▸ **TASK**:
Keep every line where the word "ремонта" appears; drop the rest.

▸ **EXERCISE INPUT**:
>> begin
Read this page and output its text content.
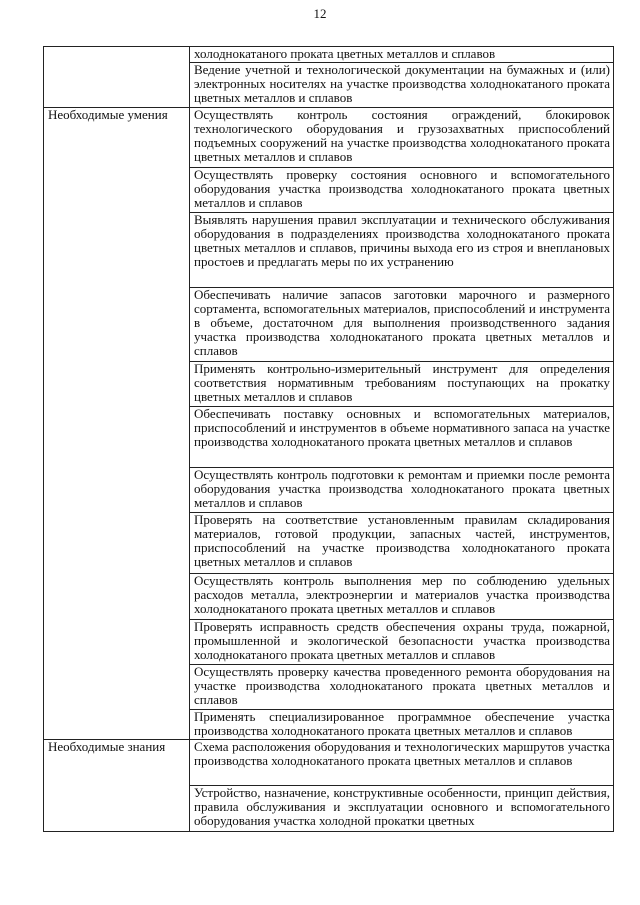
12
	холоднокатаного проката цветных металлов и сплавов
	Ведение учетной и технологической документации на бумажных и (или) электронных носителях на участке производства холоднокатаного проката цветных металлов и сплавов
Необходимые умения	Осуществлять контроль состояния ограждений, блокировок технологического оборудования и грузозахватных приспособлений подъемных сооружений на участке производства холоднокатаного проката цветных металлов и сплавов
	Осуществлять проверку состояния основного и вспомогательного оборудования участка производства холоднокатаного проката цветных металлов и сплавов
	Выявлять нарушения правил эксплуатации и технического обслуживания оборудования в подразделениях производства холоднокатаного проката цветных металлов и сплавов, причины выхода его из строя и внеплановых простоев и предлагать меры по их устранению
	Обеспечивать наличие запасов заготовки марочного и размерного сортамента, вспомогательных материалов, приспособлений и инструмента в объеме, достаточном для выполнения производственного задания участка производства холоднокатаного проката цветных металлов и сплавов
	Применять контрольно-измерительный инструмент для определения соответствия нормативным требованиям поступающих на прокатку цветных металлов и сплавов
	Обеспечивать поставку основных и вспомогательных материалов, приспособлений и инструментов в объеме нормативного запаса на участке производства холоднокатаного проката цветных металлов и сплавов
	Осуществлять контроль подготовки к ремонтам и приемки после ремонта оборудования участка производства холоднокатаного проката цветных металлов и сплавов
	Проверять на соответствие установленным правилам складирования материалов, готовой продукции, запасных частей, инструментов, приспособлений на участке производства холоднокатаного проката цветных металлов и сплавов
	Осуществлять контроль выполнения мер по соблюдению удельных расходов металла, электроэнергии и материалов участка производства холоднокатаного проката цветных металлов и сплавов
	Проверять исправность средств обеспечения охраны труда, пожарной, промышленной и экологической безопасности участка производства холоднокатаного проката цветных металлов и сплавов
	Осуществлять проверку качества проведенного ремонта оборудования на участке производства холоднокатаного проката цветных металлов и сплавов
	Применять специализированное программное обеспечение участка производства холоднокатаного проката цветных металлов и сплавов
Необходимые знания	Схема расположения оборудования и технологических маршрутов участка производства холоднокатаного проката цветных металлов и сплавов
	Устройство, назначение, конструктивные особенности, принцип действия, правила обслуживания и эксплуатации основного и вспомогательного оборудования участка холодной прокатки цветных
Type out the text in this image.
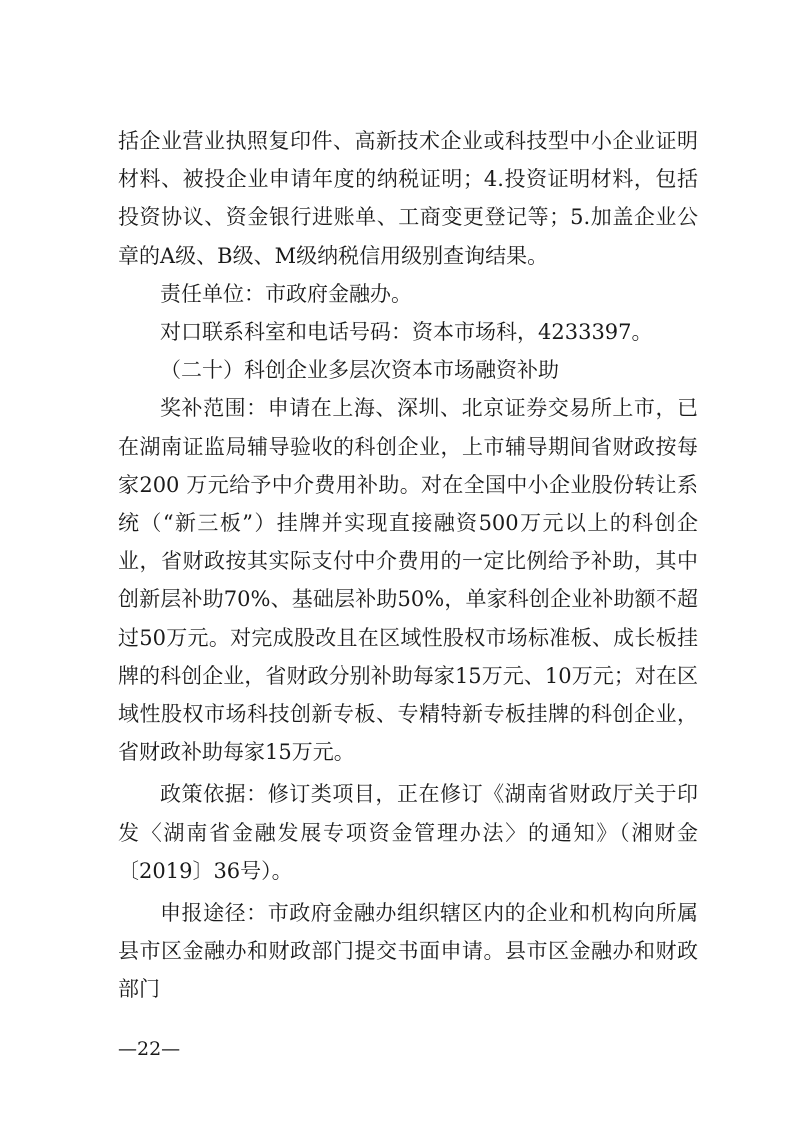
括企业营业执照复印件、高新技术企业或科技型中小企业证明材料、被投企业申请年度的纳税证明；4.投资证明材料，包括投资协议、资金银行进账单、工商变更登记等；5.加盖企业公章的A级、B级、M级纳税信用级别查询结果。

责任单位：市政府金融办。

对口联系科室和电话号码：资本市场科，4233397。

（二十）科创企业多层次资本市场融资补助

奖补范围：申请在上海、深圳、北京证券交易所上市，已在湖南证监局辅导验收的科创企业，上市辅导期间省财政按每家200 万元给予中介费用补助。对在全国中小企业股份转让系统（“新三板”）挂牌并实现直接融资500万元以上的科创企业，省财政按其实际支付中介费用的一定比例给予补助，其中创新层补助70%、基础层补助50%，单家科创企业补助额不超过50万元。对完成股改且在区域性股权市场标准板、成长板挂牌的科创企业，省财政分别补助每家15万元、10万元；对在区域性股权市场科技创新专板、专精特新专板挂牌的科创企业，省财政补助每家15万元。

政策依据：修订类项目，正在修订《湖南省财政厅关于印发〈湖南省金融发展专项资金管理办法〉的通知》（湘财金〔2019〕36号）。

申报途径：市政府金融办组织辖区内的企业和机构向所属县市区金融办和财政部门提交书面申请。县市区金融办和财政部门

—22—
>> end
▸ **RESULT OF THE EXERCISE**:
	Осуществлять контроль подготовки к ремонтам и приемки после ремонта оборудования участка производства холоднокатаного проката цветных металлов и сплавов
	Осуществлять проверку качества проведенного ремонта оборудования на участке производства холоднокатаного проката цветных металлов и сплавов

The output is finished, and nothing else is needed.